PROMPT
Return all of the entries exactly, with nothing added or left out.

DATA SUPPLIED

────────────────

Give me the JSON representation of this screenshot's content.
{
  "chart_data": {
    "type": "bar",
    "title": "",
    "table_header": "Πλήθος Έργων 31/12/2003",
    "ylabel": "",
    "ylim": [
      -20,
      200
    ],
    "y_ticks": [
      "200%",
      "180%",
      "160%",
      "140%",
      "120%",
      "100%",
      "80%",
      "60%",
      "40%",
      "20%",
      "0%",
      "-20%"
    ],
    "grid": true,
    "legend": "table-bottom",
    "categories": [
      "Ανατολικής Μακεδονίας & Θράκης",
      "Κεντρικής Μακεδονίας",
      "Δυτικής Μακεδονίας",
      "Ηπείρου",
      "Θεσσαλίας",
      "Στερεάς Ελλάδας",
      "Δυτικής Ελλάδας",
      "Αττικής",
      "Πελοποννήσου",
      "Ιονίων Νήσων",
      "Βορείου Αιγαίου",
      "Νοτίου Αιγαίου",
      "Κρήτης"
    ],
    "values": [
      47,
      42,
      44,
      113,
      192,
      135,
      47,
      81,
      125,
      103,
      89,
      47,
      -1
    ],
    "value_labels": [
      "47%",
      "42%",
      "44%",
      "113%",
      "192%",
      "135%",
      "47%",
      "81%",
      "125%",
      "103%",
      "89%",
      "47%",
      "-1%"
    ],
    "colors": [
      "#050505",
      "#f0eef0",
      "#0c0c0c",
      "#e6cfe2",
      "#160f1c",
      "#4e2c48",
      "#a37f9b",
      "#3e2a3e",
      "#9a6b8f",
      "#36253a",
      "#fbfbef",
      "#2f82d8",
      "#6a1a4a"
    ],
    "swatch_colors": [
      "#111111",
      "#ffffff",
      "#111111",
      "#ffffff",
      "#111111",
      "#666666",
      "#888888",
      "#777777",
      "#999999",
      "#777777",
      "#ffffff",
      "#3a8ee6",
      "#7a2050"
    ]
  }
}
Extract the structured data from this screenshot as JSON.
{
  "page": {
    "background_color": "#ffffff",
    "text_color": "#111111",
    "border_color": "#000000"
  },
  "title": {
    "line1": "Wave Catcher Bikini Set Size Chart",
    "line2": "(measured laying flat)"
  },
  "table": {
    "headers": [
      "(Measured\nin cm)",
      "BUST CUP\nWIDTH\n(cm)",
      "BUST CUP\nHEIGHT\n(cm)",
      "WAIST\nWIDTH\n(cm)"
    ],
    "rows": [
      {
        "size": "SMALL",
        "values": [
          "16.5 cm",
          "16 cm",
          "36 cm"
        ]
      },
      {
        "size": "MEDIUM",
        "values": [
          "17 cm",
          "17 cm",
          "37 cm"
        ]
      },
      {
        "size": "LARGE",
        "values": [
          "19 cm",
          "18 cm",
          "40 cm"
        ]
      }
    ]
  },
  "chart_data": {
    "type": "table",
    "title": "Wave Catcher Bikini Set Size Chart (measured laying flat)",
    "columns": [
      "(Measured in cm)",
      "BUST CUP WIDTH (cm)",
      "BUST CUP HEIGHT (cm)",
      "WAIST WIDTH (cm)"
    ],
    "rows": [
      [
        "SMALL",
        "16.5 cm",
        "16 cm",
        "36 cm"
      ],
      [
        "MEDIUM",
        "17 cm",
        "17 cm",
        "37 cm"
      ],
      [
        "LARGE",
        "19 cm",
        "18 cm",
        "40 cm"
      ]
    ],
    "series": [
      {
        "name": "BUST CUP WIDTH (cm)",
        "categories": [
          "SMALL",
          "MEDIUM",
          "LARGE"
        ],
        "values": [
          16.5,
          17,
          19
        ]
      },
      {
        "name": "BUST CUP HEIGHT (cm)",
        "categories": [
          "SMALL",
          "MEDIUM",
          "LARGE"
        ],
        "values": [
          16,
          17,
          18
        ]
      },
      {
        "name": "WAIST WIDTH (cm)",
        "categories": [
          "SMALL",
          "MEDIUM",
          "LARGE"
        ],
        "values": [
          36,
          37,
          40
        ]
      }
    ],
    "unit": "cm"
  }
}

────────────────

FINISHED EXERCISE
Give me the JSON representation of this screenshot's content.
{
  "chart_data": {
    "type": "bar",
    "title": "",
    "table_header": "Πλήθος Έργων 31/12/2003",
    "ylabel": "",
    "ylim": [
      -20,
      200
    ],
    "y_ticks": [
      "200%",
      "180%",
      "160%",
      "140%",
      "120%",
      "100%",
      "80%",
      "60%",
      "40%",
      "20%",
      "0%",
      "-20%"
    ],
    "grid": true,
    "legend": "table-bottom",
    "categories": [
      "Ανατολικής Μακεδονίας & Θράκης",
      "Κεντρικής Μακεδονίας",
      "Δυτικής Μακεδονίας",
      "Ηπείρου",
      "Θεσσαλίας",
      "Στερεάς Ελλάδας",
      "Δυτικής Ελλάδας",
      "Αττικής",
      "Πελοποννήσου",
      "Ιονίων Νήσων",
      "Βορείου Αιγαίου",
      "Νοτίου Αιγαίου",
      "Κρήτης"
    ],
    "values": [
      47,
      42,
      44,
      113,
      192,
      135,
      47,
      81,
      125,
      103,
      89,
      47,
      -1
    ],
    "value_labels": [
      "47%",
      "42%",
      "44%",
      "113%",
      "192%",
      "135%",
      "47%",
      "81%",
      "125%",
      "103%",
      "89%",
      "47%",
      "-1%"
    ],
    "colors": [
      "#050505",
      "#f0eef0",
      "#0c0c0c",
      "#e6cfe2",
      "#160f1c",
      "#4e2c48",
      "#a37f9b",
      "#3e2a3e",
      "#9a6b8f",
      "#36253a",
      "#fbfbef",
      "#2f82d8",
      "#6a1a4a"
    ],
    "swatch_colors": [
      "#111111",
      "#ffffff",
      "#111111",
      "#ffffff",
      "#111111",
      "#666666",
      "#888888",
      "#777777",
      "#999999",
      "#777777",
      "#ffffff",
      "#3a8ee6",
      "#7a2050"
    ]
  }
}
Extract the structured data from this screenshot as JSON.
{
  "page": {
    "background_color": "#ffffff",
    "text_color": "#111111",
    "border_color": "#000000"
  },
  "title": {
    "line1": "Wave Catcher Bikini Set Size Chart",
    "line2": "(measured laying flat)"
  },
  "table": {
    "headers": [
      "(Measured\nin cm)",
      "BUST CUP\nWIDTH\n(cm)",
      "BUST CUP\nHEIGHT\n(cm)",
      "WAIST\nWIDTH\n(cm)"
    ],
    "rows": [
      {
        "size": "SMALL",
        "values": [
          "16.5 cm",
          "16 cm",
          "36 cm"
        ]
      },
      {
        "size": "MEDIUM",
        "values": [
          "17 cm",
          "17 cm",
          "37 cm"
        ]
      },
      {
        "size": "LARGE",
        "values": [
          "19 cm",
          "18 cm",
          "40 cm"
        ]
      }
    ]
  },
  "chart_data": {
    "type": "table",
    "title": "Wave Catcher Bikini Set Size Chart (measured laying flat)",
    "columns": [
      "(Measured in cm)",
      "BUST CUP WIDTH (cm)",
      "BUST CUP HEIGHT (cm)",
      "WAIST WIDTH (cm)"
    ],
    "rows": [
      [
        "SMALL",
        "16.5 cm",
        "16 cm",
        "36 cm"
      ],
      [
        "MEDIUM",
        "17 cm",
        "17 cm",
        "37 cm"
      ],
      [
        "LARGE",
        "19 cm",
        "18 cm",
        "40 cm"
      ]
    ],
    "series": [
      {
        "name": "BUST CUP WIDTH (cm)",
        "categories": [
          "SMALL",
          "MEDIUM",
          "LARGE"
        ],
        "values": [
          16.5,
          17,
          19
        ]
      },
      {
        "name": "BUST CUP HEIGHT (cm)",
        "categories": [
          "SMALL",
          "MEDIUM",
          "LARGE"
        ],
        "values": [
          16,
          17,
          18
        ]
      },
      {
        "name": "WAIST WIDTH (cm)",
        "categories": [
          "SMALL",
          "MEDIUM",
          "LARGE"
        ],
        "values": [
          36,
          37,
          40
        ]
      }
    ],
    "unit": "cm"
  }
}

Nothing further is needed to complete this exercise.